Task material:
-- START --
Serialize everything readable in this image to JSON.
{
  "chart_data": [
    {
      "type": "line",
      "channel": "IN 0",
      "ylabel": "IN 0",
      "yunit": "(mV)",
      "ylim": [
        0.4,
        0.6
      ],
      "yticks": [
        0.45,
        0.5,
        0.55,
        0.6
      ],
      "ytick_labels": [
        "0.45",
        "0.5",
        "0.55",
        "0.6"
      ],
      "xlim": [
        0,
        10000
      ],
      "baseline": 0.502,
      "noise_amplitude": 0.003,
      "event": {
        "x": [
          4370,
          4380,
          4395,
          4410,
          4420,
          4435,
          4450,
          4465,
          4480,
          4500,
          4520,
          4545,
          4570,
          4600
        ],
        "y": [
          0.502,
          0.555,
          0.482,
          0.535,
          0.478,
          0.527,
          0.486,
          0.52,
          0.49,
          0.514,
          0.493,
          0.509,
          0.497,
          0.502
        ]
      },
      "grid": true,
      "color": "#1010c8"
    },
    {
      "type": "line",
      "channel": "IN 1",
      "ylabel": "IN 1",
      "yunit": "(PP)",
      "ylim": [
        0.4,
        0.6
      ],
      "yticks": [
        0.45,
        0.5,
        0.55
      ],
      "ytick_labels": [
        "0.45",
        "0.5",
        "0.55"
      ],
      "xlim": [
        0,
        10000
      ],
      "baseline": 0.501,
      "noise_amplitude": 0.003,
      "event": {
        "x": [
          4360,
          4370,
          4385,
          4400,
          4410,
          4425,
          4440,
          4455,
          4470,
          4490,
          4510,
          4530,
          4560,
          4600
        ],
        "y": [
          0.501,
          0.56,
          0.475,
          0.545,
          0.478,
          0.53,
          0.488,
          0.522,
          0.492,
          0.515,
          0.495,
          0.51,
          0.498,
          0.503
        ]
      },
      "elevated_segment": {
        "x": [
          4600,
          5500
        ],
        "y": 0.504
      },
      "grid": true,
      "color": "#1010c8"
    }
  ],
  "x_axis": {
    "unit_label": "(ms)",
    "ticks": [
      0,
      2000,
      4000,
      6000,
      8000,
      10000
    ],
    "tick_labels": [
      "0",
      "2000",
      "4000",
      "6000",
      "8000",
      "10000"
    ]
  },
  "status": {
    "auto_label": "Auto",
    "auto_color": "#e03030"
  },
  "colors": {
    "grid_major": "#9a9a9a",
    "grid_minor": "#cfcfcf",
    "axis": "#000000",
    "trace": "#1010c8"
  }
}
-- END --
Problem to work on: Retype all the material above precisely, with no line left out.

Response to the task:
Serialize everything readable in this image to JSON.
{
  "chart_data": [
    {
      "type": "line",
      "channel": "IN 0",
      "ylabel": "IN 0",
      "yunit": "(mV)",
      "ylim": [
        0.4,
        0.6
      ],
      "yticks": [
        0.45,
        0.5,
        0.55,
        0.6
      ],
      "ytick_labels": [
        "0.45",
        "0.5",
        "0.55",
        "0.6"
      ],
      "xlim": [
        0,
        10000
      ],
      "baseline": 0.502,
      "noise_amplitude": 0.003,
      "event": {
        "x": [
          4370,
          4380,
          4395,
          4410,
          4420,
          4435,
          4450,
          4465,
          4480,
          4500,
          4520,
          4545,
          4570,
          4600
        ],
        "y": [
          0.502,
          0.555,
          0.482,
          0.535,
          0.478,
          0.527,
          0.486,
          0.52,
          0.49,
          0.514,
          0.493,
          0.509,
          0.497,
          0.502
        ]
      },
      "grid": true,
      "color": "#1010c8"
    },
    {
      "type": "line",
      "channel": "IN 1",
      "ylabel": "IN 1",
      "yunit": "(PP)",
      "ylim": [
        0.4,
        0.6
      ],
      "yticks": [
        0.45,
        0.5,
        0.55
      ],
      "ytick_labels": [
        "0.45",
        "0.5",
        "0.55"
      ],
      "xlim": [
        0,
        10000
      ],
      "baseline": 0.501,
      "noise_amplitude": 0.003,
      "event": {
        "x": [
          4360,
          4370,
          4385,
          4400,
          4410,
          4425,
          4440,
          4455,
          4470,
          4490,
          4510,
          4530,
          4560,
          4600
        ],
        "y": [
          0.501,
          0.56,
          0.475,
          0.545,
          0.478,
          0.53,
          0.488,
          0.522,
          0.492,
          0.515,
          0.495,
          0.51,
          0.498,
          0.503
        ]
      },
      "elevated_segment": {
        "x": [
          4600,
          5500
        ],
        "y": 0.504
      },
      "grid": true,
      "color": "#1010c8"
    }
  ],
  "x_axis": {
    "unit_label": "(ms)",
    "ticks": [
      0,
      2000,
      4000,
      6000,
      8000,
      10000
    ],
    "tick_labels": [
      "0",
      "2000",
      "4000",
      "6000",
      "8000",
      "10000"
    ]
  },
  "status": {
    "auto_label": "Auto",
    "auto_color": "#e03030"
  },
  "colors": {
    "grid_major": "#9a9a9a",
    "grid_minor": "#cfcfcf",
    "axis": "#000000",
    "trace": "#1010c8"
  }
}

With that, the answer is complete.